**The task:** Pick out each line of the records in which the word "this" appears.

[BEGIN Supplied records]

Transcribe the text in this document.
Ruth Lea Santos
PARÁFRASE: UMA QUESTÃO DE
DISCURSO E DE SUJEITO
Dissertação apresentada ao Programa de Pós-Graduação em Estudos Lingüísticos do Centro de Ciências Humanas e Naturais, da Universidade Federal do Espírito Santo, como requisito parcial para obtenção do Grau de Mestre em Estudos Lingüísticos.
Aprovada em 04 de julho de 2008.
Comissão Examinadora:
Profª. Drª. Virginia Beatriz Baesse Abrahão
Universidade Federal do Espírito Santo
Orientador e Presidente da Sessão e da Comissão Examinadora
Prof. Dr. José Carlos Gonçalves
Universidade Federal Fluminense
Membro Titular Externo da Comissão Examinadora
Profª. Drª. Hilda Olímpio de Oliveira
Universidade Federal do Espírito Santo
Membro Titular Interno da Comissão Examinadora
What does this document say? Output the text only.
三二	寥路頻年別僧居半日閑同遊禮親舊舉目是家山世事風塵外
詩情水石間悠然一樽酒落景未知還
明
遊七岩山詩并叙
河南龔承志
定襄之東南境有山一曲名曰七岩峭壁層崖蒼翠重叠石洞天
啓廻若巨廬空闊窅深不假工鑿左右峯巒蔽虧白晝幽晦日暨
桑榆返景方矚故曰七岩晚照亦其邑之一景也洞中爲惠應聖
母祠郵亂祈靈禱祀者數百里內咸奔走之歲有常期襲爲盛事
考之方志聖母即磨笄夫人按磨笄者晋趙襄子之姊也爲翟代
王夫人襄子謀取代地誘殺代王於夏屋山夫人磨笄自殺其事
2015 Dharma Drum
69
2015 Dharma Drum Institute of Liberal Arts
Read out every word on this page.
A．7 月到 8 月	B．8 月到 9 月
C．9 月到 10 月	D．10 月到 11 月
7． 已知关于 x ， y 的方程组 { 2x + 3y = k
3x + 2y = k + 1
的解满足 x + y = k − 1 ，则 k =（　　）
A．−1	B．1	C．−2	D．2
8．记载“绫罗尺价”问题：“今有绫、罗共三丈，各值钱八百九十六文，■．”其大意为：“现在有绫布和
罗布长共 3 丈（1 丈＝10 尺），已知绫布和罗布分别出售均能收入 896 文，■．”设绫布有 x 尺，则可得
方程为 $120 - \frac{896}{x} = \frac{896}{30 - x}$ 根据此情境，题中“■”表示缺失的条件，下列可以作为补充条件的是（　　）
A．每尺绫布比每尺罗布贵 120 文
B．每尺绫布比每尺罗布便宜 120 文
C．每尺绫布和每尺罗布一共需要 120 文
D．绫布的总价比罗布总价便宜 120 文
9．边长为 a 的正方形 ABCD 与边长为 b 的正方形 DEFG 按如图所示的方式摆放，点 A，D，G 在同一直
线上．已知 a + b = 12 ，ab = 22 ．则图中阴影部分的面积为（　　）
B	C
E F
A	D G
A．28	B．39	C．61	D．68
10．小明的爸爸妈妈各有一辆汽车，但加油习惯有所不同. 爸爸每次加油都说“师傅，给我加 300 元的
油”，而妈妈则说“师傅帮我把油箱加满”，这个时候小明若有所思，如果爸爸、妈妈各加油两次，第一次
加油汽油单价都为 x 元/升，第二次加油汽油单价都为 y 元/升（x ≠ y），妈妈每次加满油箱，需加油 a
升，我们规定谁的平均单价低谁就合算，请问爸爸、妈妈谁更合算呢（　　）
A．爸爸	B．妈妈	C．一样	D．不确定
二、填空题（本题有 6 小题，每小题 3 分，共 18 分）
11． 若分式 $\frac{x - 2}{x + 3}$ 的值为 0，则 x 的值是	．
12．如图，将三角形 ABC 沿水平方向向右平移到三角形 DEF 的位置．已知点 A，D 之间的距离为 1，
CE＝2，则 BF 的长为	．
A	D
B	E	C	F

[END Supplied records]

**Task solution:**
Transcribe the text in this document.
What does this document say? Output the text only.
Read out every word on this page.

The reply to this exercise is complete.